— start —

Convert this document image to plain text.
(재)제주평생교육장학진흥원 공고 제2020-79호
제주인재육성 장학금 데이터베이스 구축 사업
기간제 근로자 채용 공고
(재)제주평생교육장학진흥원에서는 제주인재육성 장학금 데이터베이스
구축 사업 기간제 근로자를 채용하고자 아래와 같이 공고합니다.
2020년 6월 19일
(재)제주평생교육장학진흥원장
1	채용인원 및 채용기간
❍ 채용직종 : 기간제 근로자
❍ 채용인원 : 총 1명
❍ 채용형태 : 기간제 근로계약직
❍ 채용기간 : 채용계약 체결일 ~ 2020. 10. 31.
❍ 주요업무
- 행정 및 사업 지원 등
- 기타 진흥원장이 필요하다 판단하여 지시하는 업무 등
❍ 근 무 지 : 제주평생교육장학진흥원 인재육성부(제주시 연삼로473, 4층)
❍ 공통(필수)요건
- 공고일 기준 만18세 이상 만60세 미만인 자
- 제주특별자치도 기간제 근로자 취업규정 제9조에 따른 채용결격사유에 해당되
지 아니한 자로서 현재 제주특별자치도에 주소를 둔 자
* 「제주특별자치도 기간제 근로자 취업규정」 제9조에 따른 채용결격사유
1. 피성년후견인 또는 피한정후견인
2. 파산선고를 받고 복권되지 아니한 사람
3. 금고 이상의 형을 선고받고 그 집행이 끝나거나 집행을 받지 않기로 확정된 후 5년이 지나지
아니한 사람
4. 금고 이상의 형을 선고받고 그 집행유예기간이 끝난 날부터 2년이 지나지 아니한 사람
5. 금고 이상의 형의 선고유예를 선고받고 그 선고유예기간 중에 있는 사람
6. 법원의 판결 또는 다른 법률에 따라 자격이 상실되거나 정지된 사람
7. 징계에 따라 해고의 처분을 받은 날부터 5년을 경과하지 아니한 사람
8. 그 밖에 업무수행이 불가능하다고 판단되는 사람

— end —
— start —

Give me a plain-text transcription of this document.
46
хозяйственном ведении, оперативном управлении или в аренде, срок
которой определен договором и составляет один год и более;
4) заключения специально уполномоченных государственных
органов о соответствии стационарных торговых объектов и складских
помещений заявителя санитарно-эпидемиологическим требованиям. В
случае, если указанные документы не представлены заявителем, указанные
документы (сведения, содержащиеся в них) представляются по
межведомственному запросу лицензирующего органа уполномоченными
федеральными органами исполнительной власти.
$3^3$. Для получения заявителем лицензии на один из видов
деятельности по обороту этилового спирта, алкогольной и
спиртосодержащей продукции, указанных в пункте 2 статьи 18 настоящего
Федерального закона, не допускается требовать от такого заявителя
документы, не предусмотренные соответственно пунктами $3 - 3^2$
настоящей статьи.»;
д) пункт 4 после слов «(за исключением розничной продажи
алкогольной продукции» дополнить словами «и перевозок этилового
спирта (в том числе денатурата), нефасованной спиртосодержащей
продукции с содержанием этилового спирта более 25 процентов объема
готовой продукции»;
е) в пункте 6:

— end —

(The problem) The answer should be a single number: the count of lines in the data that include the string "заявителя".

(Result of the task) 2